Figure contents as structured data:
****************
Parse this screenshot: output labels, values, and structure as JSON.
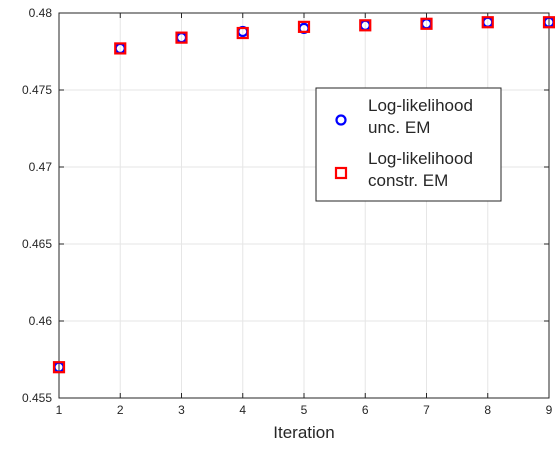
{
  "chart_data": {
    "type": "scatter",
    "title": "",
    "xlabel": "Iteration",
    "ylabel": "",
    "xlim": [
      1,
      9
    ],
    "ylim": [
      0.455,
      0.48
    ],
    "x_ticks": [
      1,
      2,
      3,
      4,
      5,
      6,
      7,
      8,
      9
    ],
    "y_ticks": [
      0.455,
      0.46,
      0.465,
      0.47,
      0.475,
      0.48
    ],
    "grid": true,
    "legend_position": "top-right",
    "series": [
      {
        "name_lines": [
          "Log-likelihood",
          "unc. EM"
        ],
        "marker": "circle",
        "color": "#0000ff",
        "x": [
          1,
          2,
          3,
          4,
          5,
          6,
          7,
          8,
          9
        ],
        "y": [
          0.457,
          0.4777,
          0.4784,
          0.4788,
          0.479,
          0.4792,
          0.4793,
          0.4794,
          0.4794
        ]
      },
      {
        "name_lines": [
          "Log-likelihood",
          "constr. EM"
        ],
        "marker": "square",
        "color": "#ff0000",
        "x": [
          1,
          2,
          3,
          4,
          5,
          6,
          7,
          8,
          9
        ],
        "y": [
          0.457,
          0.4777,
          0.4784,
          0.4787,
          0.4791,
          0.4792,
          0.4793,
          0.4794,
          0.4794
        ]
      }
    ]
  }
}
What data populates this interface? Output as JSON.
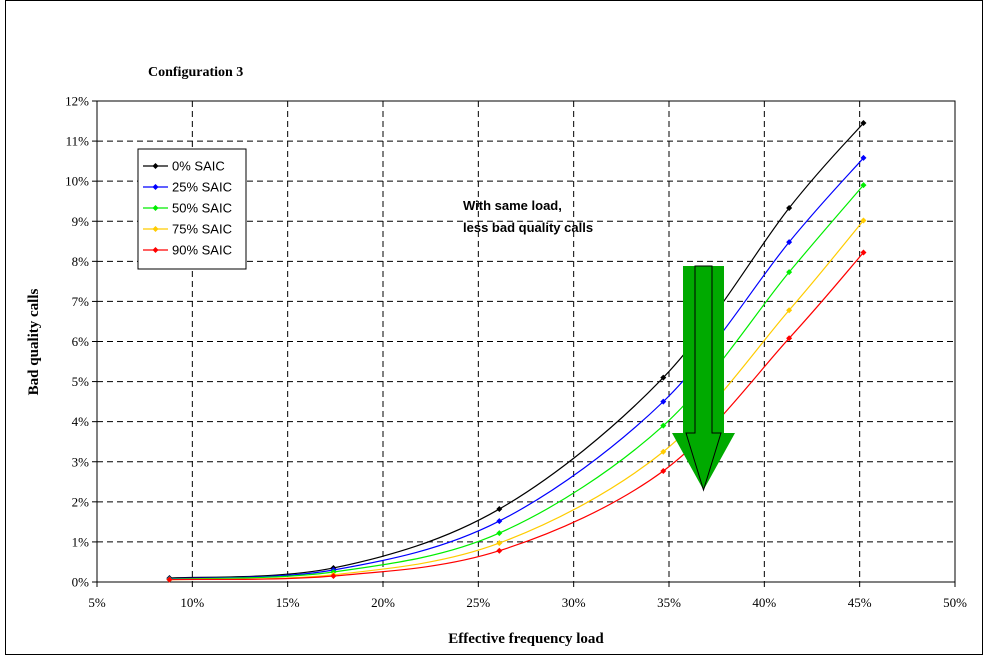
{
  "chart_data": {
    "type": "line",
    "title": "Configuration 3",
    "xlabel": "Effective frequency load",
    "ylabel": "Bad quality calls",
    "xlim": [
      0.05,
      0.5
    ],
    "ylim": [
      0,
      0.12
    ],
    "x_ticks": [
      "5%",
      "10%",
      "15%",
      "20%",
      "25%",
      "30%",
      "35%",
      "40%",
      "45%",
      "50%"
    ],
    "y_ticks": [
      "0%",
      "1%",
      "2%",
      "3%",
      "4%",
      "5%",
      "6%",
      "7%",
      "8%",
      "9%",
      "10%",
      "11%",
      "12%"
    ],
    "grid": true,
    "legend_position": "top-left",
    "x": [
      0.088,
      0.174,
      0.261,
      0.347,
      0.413,
      0.452
    ],
    "series": [
      {
        "name": "0% SAIC",
        "color": "#000000",
        "values": [
          0.001,
          0.0035,
          0.0182,
          0.051,
          0.0933,
          0.1145
        ]
      },
      {
        "name": "25% SAIC",
        "color": "#0000ff",
        "values": [
          0.0008,
          0.003,
          0.0152,
          0.045,
          0.0848,
          0.1058
        ]
      },
      {
        "name": "50% SAIC",
        "color": "#00ee00",
        "values": [
          0.0007,
          0.0025,
          0.0122,
          0.039,
          0.0773,
          0.099
        ]
      },
      {
        "name": "75% SAIC",
        "color": "#ffcc00",
        "values": [
          0.0006,
          0.0018,
          0.0097,
          0.0325,
          0.0678,
          0.0902
        ]
      },
      {
        "name": "90% SAIC",
        "color": "#ff0000",
        "values": [
          0.0006,
          0.0015,
          0.0078,
          0.0277,
          0.0608,
          0.0822
        ]
      }
    ],
    "annotation": {
      "lines": [
        "With same load,",
        "less bad quality calls"
      ],
      "arrow_color": "#00aa00",
      "arrow_direction": "down"
    }
  }
}
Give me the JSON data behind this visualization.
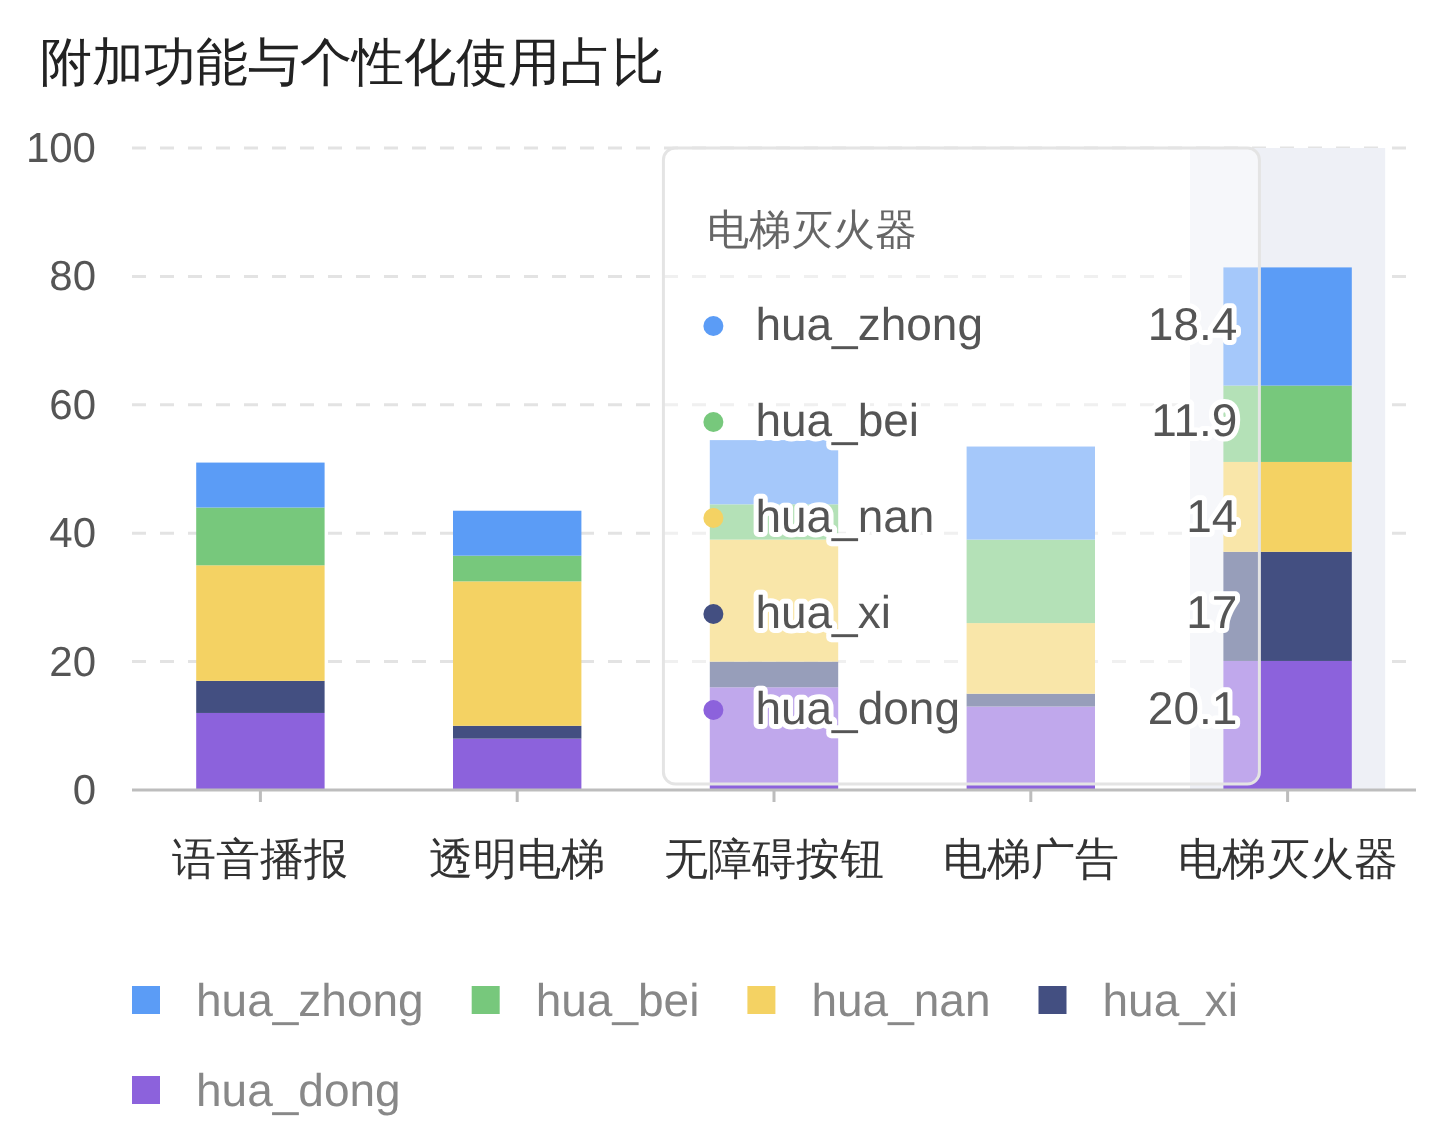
****************
WORK TO DO: Reproduce the entries above exactly. Do not include the images.

THE RESULT:
Parse this screenshot: output labels, values, and structure as JSON.
{
  "chart_data": {
    "type": "scatter",
    "title": "",
    "xlabel": "Iteration",
    "ylabel": "",
    "xlim": [
      1,
      9
    ],
    "ylim": [
      0.455,
      0.48
    ],
    "x_ticks": [
      1,
      2,
      3,
      4,
      5,
      6,
      7,
      8,
      9
    ],
    "y_ticks": [
      0.455,
      0.46,
      0.465,
      0.47,
      0.475,
      0.48
    ],
    "grid": true,
    "legend_position": "top-right",
    "series": [
      {
        "name_lines": [
          "Log-likelihood",
          "unc. EM"
        ],
        "marker": "circle",
        "color": "#0000ff",
        "x": [
          1,
          2,
          3,
          4,
          5,
          6,
          7,
          8,
          9
        ],
        "y": [
          0.457,
          0.4777,
          0.4784,
          0.4788,
          0.479,
          0.4792,
          0.4793,
          0.4794,
          0.4794
        ]
      },
      {
        "name_lines": [
          "Log-likelihood",
          "constr. EM"
        ],
        "marker": "square",
        "color": "#ff0000",
        "x": [
          1,
          2,
          3,
          4,
          5,
          6,
          7,
          8,
          9
        ],
        "y": [
          0.457,
          0.4777,
          0.4784,
          0.4787,
          0.4791,
          0.4792,
          0.4793,
          0.4794,
          0.4794
        ]
      }
    ]
  }
}
What data populates this interface? Output as JSON.
{
  "chart_data": {
    "type": "line",
    "title": "Configuration 3",
    "xlabel": "Effective frequency load",
    "ylabel": "Bad quality calls",
    "xlim": [
      0.05,
      0.5
    ],
    "ylim": [
      0,
      0.12
    ],
    "x_ticks": [
      "5%",
      "10%",
      "15%",
      "20%",
      "25%",
      "30%",
      "35%",
      "40%",
      "45%",
      "50%"
    ],
    "y_ticks": [
      "0%",
      "1%",
      "2%",
      "3%",
      "4%",
      "5%",
      "6%",
      "7%",
      "8%",
      "9%",
      "10%",
      "11%",
      "12%"
    ],
    "grid": true,
    "legend_position": "top-left",
    "x": [
      0.088,
      0.174,
      0.261,
      0.347,
      0.413,
      0.452
    ],
    "series": [
      {
        "name": "0% SAIC",
        "color": "#000000",
        "values": [
          0.001,
          0.0035,
          0.0182,
          0.051,
          0.0933,
          0.1145
        ]
      },
      {
        "name": "25% SAIC",
        "color": "#0000ff",
        "values": [
          0.0008,
          0.003,
          0.0152,
          0.045,
          0.0848,
          0.1058
        ]
      },
      {
        "name": "50% SAIC",
        "color": "#00ee00",
        "values": [
          0.0007,
          0.0025,
          0.0122,
          0.039,
          0.0773,
          0.099
        ]
      },
      {
        "name": "75% SAIC",
        "color": "#ffcc00",
        "values": [
          0.0006,
          0.0018,
          0.0097,
          0.0325,
          0.0678,
          0.0902
        ]
      },
      {
        "name": "90% SAIC",
        "color": "#ff0000",
        "values": [
          0.0006,
          0.0015,
          0.0078,
          0.0277,
          0.0608,
          0.0822
        ]
      }
    ],
    "annotation": {
      "lines": [
        "With same load,",
        "less bad quality calls"
      ],
      "arrow_color": "#00aa00",
      "arrow_direction": "down"
    }
  }
}
Give me the JSON data behind this visualization.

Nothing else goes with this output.